═════ INFORMATION GIVEN ═════
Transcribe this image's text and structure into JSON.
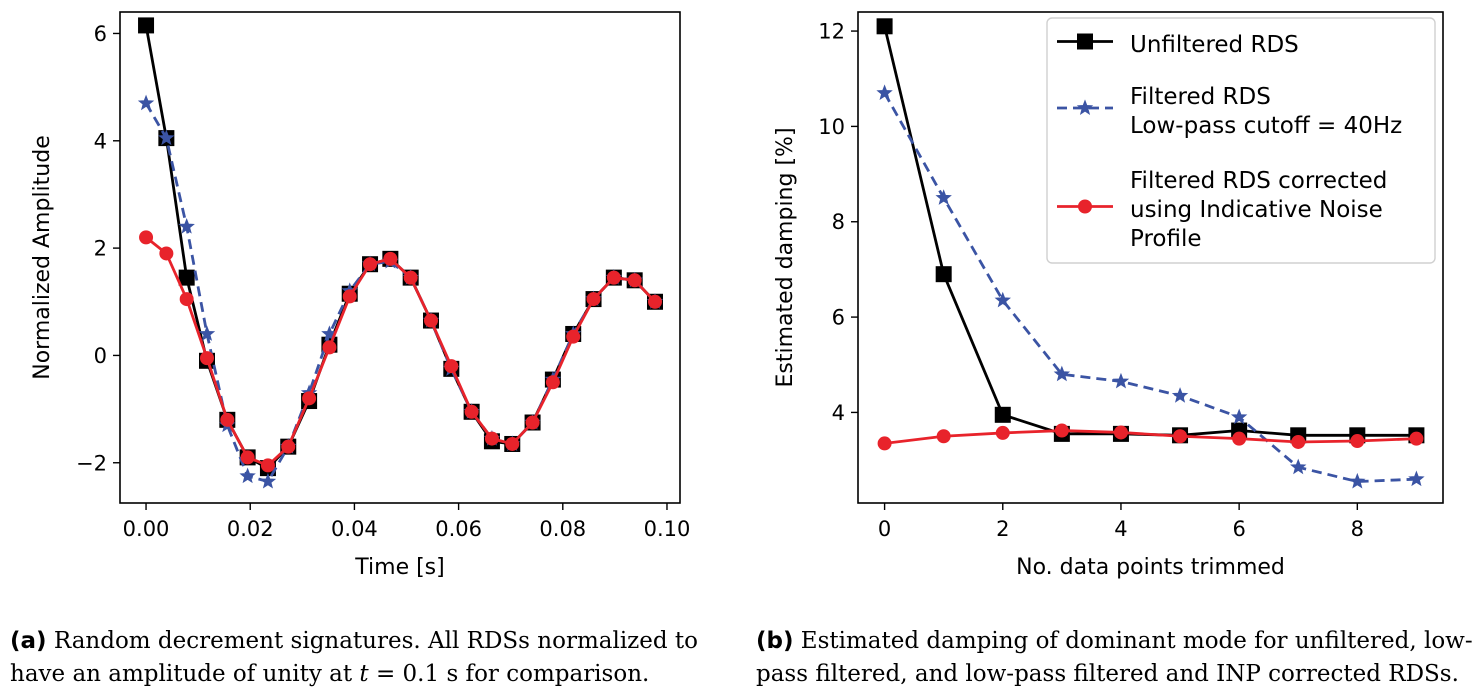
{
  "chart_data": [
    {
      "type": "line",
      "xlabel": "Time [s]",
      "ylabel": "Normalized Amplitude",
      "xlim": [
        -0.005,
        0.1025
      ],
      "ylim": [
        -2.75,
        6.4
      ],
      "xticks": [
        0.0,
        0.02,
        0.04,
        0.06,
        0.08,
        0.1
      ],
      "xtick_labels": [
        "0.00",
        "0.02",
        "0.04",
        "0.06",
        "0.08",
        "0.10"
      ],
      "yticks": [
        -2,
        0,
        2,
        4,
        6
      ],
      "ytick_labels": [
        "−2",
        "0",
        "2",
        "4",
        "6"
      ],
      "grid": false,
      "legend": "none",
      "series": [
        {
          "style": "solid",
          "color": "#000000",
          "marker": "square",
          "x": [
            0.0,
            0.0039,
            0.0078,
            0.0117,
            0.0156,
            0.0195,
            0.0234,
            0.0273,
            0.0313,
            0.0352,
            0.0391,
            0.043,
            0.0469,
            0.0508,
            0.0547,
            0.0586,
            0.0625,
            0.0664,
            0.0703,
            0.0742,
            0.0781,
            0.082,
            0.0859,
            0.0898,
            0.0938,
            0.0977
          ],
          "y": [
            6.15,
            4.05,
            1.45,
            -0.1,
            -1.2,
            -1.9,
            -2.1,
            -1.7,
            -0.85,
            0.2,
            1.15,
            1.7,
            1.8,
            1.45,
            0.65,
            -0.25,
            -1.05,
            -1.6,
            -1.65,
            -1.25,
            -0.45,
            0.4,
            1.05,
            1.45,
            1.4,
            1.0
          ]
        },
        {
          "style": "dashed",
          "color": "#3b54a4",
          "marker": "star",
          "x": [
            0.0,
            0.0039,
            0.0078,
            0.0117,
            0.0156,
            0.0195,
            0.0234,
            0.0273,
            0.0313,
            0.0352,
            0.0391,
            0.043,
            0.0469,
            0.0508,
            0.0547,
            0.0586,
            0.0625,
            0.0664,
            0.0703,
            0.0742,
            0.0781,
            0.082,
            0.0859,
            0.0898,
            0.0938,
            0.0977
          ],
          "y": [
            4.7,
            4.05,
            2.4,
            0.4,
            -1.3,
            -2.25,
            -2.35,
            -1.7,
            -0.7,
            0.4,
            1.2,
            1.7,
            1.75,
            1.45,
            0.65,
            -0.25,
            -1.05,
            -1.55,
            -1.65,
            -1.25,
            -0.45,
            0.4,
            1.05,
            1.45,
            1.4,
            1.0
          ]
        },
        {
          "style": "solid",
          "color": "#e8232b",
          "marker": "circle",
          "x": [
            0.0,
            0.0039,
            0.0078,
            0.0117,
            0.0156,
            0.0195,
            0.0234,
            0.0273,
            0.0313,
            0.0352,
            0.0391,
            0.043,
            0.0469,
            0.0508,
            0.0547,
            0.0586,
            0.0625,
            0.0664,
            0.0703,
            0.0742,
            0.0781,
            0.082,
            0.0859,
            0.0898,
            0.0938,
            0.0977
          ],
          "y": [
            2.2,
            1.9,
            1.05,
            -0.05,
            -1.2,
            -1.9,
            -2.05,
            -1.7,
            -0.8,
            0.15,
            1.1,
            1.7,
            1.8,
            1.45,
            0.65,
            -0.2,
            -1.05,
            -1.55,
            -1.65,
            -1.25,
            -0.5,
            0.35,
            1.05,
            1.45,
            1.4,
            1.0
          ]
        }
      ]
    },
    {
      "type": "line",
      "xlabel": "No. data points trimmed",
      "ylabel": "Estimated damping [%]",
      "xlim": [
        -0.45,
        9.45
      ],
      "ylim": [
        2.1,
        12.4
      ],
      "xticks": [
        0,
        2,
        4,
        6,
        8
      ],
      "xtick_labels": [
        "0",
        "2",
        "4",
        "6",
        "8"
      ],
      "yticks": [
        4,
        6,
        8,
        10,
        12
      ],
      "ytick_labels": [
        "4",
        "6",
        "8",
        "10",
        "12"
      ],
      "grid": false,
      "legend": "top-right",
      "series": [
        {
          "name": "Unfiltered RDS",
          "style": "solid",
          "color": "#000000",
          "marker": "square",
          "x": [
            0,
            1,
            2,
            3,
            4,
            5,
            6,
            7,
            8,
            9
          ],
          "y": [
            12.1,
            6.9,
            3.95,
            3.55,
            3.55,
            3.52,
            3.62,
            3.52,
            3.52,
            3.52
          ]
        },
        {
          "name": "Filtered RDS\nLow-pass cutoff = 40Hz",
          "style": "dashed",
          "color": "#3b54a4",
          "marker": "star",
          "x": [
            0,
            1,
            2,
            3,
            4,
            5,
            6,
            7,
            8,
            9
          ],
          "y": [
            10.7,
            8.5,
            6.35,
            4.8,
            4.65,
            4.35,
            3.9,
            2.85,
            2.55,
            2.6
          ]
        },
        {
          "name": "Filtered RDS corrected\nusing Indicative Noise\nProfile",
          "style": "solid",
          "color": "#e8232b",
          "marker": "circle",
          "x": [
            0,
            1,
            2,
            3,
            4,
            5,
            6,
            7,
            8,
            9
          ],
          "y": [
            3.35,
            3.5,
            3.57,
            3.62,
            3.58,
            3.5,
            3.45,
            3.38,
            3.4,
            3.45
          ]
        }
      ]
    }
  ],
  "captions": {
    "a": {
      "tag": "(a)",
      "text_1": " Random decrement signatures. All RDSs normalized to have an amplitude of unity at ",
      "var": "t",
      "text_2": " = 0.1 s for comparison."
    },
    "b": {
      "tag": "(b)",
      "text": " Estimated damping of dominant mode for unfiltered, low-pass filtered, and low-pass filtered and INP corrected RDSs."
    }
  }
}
═════
═════ INFORMATION GIVEN ═════
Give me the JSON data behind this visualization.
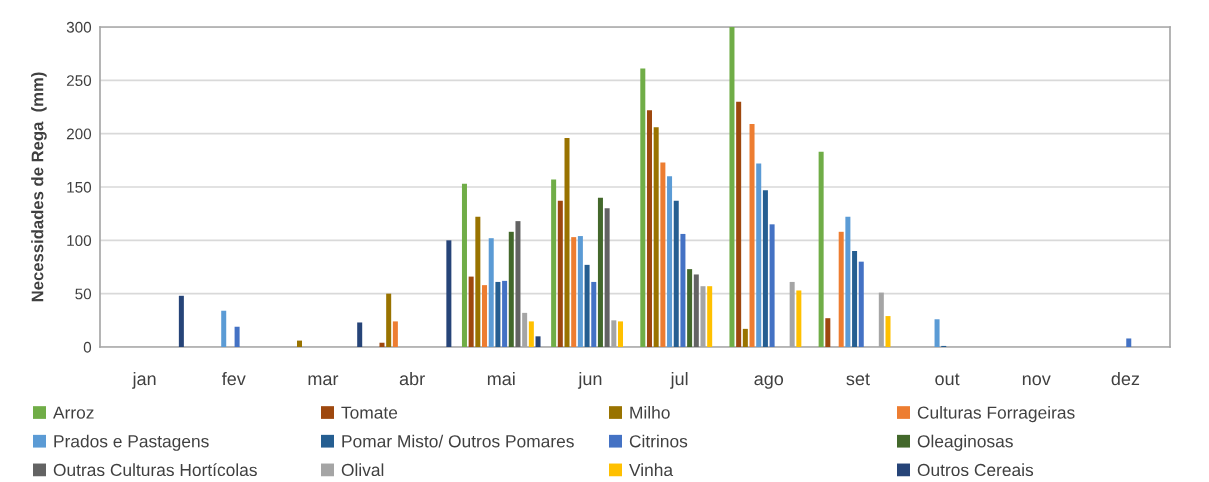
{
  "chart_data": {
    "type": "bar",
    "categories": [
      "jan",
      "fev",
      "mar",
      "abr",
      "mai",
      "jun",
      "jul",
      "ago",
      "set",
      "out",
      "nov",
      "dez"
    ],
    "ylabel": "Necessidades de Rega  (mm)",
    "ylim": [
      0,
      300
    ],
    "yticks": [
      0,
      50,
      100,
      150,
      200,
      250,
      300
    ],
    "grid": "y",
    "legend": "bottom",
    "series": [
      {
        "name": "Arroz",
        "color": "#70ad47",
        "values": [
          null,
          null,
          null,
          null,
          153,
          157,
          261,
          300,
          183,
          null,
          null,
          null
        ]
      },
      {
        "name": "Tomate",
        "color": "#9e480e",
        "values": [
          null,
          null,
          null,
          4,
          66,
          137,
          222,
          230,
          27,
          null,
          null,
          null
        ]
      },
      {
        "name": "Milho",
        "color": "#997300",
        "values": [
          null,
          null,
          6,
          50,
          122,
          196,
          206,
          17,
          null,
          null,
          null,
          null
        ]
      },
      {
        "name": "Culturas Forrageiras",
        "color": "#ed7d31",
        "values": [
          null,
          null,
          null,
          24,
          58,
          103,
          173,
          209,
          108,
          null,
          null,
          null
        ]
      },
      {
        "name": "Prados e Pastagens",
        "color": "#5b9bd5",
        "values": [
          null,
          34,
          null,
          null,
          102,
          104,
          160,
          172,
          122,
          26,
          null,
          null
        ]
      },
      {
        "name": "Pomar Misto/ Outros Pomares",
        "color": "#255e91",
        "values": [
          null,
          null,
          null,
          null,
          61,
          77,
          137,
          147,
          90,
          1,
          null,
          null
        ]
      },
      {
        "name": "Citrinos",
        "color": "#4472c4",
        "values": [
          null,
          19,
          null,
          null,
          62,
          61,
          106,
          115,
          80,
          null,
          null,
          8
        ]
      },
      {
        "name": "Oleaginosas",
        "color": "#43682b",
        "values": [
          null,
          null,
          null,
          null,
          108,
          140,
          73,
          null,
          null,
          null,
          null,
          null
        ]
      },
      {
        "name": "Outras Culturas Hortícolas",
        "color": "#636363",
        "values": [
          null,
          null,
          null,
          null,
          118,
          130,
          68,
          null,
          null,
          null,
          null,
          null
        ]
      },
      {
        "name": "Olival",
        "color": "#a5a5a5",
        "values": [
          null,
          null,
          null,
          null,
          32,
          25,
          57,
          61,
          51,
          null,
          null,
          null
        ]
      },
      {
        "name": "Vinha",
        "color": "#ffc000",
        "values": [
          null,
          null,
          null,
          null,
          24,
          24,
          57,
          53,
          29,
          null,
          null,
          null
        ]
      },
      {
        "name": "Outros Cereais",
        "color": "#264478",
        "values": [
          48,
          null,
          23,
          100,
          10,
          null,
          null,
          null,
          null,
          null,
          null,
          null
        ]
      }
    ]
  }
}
═════
> OBJECTIVE: Report the number of lines that include the string "corrected"; return nothing but the count.

> RESPONSE TO THE TASK: 2